Start of EXCERPTED TEXT

Vaccine-preventable disease rates are rising in the United States and abroad; there have been 554 cases of measles reported in 20 states and 4558 cases of pertussis in California alone in 2014.20,21 The Standards for Pediatric Immunization Practices, approved and endorsed by the US Public Health Service and the American Academy of Pediatrics, states that each health care encounter should be used as an opportunity to screen the immunization status of a child, and if immunizations are indicated, vaccines should be made available or the patient should be referred back to the PCP.22,23 For these and many other reasons, including concerning national suboptimal immunization levels and gaps in sustainable immunization efforts, every health care encounter, including encounters in the inpatient setting, serve as an opportunity to immunize vaccine eligible children. Interventions for opportunistic immunization outside of the medical home or primary care setting may represent an important and innovative avenue to increase vaccination coverage. The inpatient setting may be especially well suited to identify gaps in vaccine coverage, administer vaccines, and, most important, educate the underimmunized population. Barriers in the outpatient setting such as long wait times, difficulty with transportation and access, and perception that providers rush through encounters are generally absent in an inpatient setting, where the family is a captive audience during their hospital stay.

End of EXCERPTED TEXT

**ACTIONS TO TAKE:**
1) Answer the following from the passage on inpatient immunization, with one line per answer marked (a), (b) and (c).
(a) How many measles cases were reported in 2014, and in how many states?
(b) Which two bodies approved and endorsed the Standards for Pediatric Immunization Practices?
(c) What barriers in the outpatient setting does the passage list?
2) According to the passage on inpatient immunization, why is the inpatient setting free of the obstacles that hinder vaccination in outpatient care? Answer in one to three sentences.
3) Continue the passage on inpatient immunization, starting after its final sentence.

Start of AVAILABLE DATA

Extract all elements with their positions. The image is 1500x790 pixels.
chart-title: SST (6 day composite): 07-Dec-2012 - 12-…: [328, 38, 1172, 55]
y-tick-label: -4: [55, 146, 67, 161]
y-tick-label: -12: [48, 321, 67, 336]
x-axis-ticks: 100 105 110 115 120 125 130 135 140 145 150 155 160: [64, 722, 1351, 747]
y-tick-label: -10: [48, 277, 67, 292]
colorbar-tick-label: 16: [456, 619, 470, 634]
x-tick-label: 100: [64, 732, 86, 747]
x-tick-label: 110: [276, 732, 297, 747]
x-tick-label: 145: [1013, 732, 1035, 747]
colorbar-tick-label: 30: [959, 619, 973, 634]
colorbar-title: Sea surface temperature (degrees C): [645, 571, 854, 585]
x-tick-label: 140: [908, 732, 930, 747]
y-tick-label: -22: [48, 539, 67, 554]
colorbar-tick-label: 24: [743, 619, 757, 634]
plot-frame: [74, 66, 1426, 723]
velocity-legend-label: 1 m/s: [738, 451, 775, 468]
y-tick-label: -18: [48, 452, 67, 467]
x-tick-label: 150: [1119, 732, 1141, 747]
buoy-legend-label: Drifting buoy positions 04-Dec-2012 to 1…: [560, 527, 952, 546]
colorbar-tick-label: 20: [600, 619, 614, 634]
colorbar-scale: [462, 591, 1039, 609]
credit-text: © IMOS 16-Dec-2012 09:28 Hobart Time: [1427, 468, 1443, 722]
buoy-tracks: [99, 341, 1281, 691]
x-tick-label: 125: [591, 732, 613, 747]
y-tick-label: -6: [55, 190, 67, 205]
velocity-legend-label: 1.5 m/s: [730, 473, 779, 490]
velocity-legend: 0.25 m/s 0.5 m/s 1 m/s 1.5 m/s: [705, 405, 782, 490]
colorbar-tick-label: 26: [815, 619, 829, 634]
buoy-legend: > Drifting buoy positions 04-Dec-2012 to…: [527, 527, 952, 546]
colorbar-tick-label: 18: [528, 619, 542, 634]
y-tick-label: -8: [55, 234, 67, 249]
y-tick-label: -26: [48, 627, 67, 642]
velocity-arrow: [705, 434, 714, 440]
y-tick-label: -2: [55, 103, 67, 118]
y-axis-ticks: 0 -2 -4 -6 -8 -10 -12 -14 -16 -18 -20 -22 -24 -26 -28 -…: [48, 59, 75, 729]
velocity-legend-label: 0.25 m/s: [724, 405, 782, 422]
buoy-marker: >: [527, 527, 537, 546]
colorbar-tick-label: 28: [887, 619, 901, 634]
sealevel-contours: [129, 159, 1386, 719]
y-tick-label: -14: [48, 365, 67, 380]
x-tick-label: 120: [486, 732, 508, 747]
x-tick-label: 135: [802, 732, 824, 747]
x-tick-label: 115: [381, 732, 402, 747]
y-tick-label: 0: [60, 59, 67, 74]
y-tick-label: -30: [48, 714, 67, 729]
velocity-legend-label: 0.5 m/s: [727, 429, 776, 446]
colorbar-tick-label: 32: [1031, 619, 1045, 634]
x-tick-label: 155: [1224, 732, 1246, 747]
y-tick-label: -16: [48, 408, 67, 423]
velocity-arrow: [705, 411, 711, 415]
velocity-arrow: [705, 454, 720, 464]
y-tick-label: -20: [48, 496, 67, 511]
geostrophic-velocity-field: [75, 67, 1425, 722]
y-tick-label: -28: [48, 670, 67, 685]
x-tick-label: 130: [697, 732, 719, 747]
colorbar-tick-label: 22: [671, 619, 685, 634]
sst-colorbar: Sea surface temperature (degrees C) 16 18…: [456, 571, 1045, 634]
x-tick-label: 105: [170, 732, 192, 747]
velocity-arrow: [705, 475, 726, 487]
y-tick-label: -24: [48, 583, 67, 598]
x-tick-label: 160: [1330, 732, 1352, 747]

End of AVAILABLE DATA

**ACTIVITY ANSWERS:**
1)
(a) 554 cases of measles were reported in 20 states.
(b) The US Public Health Service and the American Academy of Pediatrics.
(c) Long wait times, difficulty with transportation and access, and the perception that providers rush through encounters.

2) Barriers common in the outpatient setting, such as long wait times, difficulty with transportation and access, and the perception that providers rush through encounters, are generally absent in the inpatient setting. There, the family is a captive audience for the length of the hospital stay.

3)
Our study is limited in that we followed immunization receipt only 1-month after discharge. We limited our follow-up time to 1-month in an attempt to be able to attribute the increase in immunization rates to our intervention rather than chance alone. It is possible that some children would have been caught up in the hospital or in hospital follow-up despite our intervention, so the effect size of our intervention may be somewhat overstated. However, the majority of children that were “caught up” received their immunizations in the inpatient setting, where catch-up immunizations (other than influenza, which was not included in this study) are not routinely administered. Our results may not be generalizable to other inpatient settings because we enrolled patients from a single hospital and collected information on a subset of randomly selected admissions. Only 843 of 3994 children were eligible for inclusion in large part because of our exclusion of short-stay admissions (<24 hours). Given our limited resources (0.5 FTE working days Monday–Friday), we were not able to obtain immunization records, determine immunization status, and inform caregivers of dose(s) needed in such a short time frame.

This is the first intervention reported in the literature developed to increase immunization status of pediatric patients of all ages in the inpatient setting. The majority of children who were caught up as a result of our intervention received vaccines while still in the hospital at the parent or legal guardian’s request. This supports the notion that for most childhood vaccines, undervaccination may be due to lack of knowledge regarding the child’s immunization status, lack of access, and other commonly encountered system-level barriers that can be overcome by interventions for opportunistic immunization such as this one. Notifying families of the need for vaccine(s) proved beneficial for most common childhood vaccines, but personalized vaccine counseling may be needed, particularly for teen vaccines and related to HPV vaccine. This study required 0.5 FTE level 1 research coordinator effort or ∼4 hours of work per weekday during the enrollment period. Since the completion of this study, we have begun to incorporate the work performed by our salaried coordinator into the daily inpatient activities at our hospital as part of a quality improvement intervention that also provides maintenance of certification credit to those who participate. Further interventions at our institution will focus on systems-level barriers, as well as additional education for parents/patients and health care providers.

Acknowledgments

We thank the leadership and staff at Children’s Mercy Hospital for their support in this project and Jayne McCauley for her help and enthusiasm.

Footnotes

  • FINANCIAL DISCLOSURE: The authors have indicated they have no financial relationships relevant to this article to disclose.

  • FUNDING: This study was funded through the 2011 Junior Investigator Award in Pediatric Vaccine Research, Aspire Award grant from Pfizer, Inc.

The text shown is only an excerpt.